▶ **Exercise brief**: Reproduce the entire listing word for word.

Dataset records:
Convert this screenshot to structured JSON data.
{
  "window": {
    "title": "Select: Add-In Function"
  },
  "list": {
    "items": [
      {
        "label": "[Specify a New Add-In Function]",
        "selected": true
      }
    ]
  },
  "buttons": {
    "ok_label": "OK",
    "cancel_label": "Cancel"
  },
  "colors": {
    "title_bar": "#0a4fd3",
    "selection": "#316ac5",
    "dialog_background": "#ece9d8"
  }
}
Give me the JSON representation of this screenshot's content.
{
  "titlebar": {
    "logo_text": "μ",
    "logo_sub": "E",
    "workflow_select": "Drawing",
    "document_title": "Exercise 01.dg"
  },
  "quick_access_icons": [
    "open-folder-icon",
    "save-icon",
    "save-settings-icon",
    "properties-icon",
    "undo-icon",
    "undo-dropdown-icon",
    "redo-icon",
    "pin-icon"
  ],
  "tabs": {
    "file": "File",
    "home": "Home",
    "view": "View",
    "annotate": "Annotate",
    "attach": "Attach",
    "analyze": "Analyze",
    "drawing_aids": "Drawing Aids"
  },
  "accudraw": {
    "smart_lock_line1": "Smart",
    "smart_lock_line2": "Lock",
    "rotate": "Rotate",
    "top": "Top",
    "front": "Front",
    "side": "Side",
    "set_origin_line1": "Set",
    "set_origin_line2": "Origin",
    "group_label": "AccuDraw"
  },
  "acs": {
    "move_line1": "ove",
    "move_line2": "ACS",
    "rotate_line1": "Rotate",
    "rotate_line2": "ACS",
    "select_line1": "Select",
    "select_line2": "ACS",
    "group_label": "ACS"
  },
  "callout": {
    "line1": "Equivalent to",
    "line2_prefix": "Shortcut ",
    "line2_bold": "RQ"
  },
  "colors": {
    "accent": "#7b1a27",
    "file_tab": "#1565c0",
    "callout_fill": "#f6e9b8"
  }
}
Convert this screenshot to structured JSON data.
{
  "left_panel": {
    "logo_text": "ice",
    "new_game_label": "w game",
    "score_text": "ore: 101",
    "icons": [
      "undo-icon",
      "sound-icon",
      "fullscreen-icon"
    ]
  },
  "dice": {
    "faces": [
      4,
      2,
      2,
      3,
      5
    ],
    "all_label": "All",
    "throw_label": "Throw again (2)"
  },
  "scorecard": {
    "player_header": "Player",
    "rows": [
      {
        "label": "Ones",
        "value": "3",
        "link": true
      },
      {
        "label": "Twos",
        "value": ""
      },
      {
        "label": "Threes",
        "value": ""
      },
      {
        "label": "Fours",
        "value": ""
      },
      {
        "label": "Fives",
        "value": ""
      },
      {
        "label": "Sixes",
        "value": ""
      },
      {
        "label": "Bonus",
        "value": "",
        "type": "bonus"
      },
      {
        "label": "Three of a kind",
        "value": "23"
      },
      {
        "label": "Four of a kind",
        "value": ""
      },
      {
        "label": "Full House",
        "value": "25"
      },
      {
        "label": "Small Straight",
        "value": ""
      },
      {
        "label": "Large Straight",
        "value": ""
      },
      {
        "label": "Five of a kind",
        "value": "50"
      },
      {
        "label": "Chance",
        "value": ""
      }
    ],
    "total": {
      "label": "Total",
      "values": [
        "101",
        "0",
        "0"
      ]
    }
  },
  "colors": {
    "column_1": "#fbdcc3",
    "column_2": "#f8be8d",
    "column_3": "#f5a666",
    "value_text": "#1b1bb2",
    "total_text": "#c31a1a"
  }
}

▶ **Task result**:
Convert this screenshot to structured JSON data.
{
  "window": {
    "title": "Select: Add-In Function"
  },
  "list": {
    "items": [
      {
        "label": "[Specify a New Add-In Function]",
        "selected": true
      }
    ]
  },
  "buttons": {
    "ok_label": "OK",
    "cancel_label": "Cancel"
  },
  "colors": {
    "title_bar": "#0a4fd3",
    "selection": "#316ac5",
    "dialog_background": "#ece9d8"
  }
}
Give me the JSON representation of this screenshot's content.
{
  "titlebar": {
    "logo_text": "μ",
    "logo_sub": "E",
    "workflow_select": "Drawing",
    "document_title": "Exercise 01.dg"
  },
  "quick_access_icons": [
    "open-folder-icon",
    "save-icon",
    "save-settings-icon",
    "properties-icon",
    "undo-icon",
    "undo-dropdown-icon",
    "redo-icon",
    "pin-icon"
  ],
  "tabs": {
    "file": "File",
    "home": "Home",
    "view": "View",
    "annotate": "Annotate",
    "attach": "Attach",
    "analyze": "Analyze",
    "drawing_aids": "Drawing Aids"
  },
  "accudraw": {
    "smart_lock_line1": "Smart",
    "smart_lock_line2": "Lock",
    "rotate": "Rotate",
    "top": "Top",
    "front": "Front",
    "side": "Side",
    "set_origin_line1": "Set",
    "set_origin_line2": "Origin",
    "group_label": "AccuDraw"
  },
  "acs": {
    "move_line1": "ove",
    "move_line2": "ACS",
    "rotate_line1": "Rotate",
    "rotate_line2": "ACS",
    "select_line1": "Select",
    "select_line2": "ACS",
    "group_label": "ACS"
  },
  "callout": {
    "line1": "Equivalent to",
    "line2_prefix": "Shortcut ",
    "line2_bold": "RQ"
  },
  "colors": {
    "accent": "#7b1a27",
    "file_tab": "#1565c0",
    "callout_fill": "#f6e9b8"
  }
}
Convert this screenshot to structured JSON data.
{
  "left_panel": {
    "logo_text": "ice",
    "new_game_label": "w game",
    "score_text": "ore: 101",
    "icons": [
      "undo-icon",
      "sound-icon",
      "fullscreen-icon"
    ]
  },
  "dice": {
    "faces": [
      4,
      2,
      2,
      3,
      5
    ],
    "all_label": "All",
    "throw_label": "Throw again (2)"
  },
  "scorecard": {
    "player_header": "Player",
    "rows": [
      {
        "label": "Ones",
        "value": "3",
        "link": true
      },
      {
        "label": "Twos",
        "value": ""
      },
      {
        "label": "Threes",
        "value": ""
      },
      {
        "label": "Fours",
        "value": ""
      },
      {
        "label": "Fives",
        "value": ""
      },
      {
        "label": "Sixes",
        "value": ""
      },
      {
        "label": "Bonus",
        "value": "",
        "type": "bonus"
      },
      {
        "label": "Three of a kind",
        "value": "23"
      },
      {
        "label": "Four of a kind",
        "value": ""
      },
      {
        "label": "Full House",
        "value": "25"
      },
      {
        "label": "Small Straight",
        "value": ""
      },
      {
        "label": "Large Straight",
        "value": ""
      },
      {
        "label": "Five of a kind",
        "value": "50"
      },
      {
        "label": "Chance",
        "value": ""
      }
    ],
    "total": {
      "label": "Total",
      "values": [
        "101",
        "0",
        "0"
      ]
    }
  },
  "colors": {
    "column_1": "#fbdcc3",
    "column_2": "#f8be8d",
    "column_3": "#f5a666",
    "value_text": "#1b1bb2",
    "total_text": "#c31a1a"
  }
}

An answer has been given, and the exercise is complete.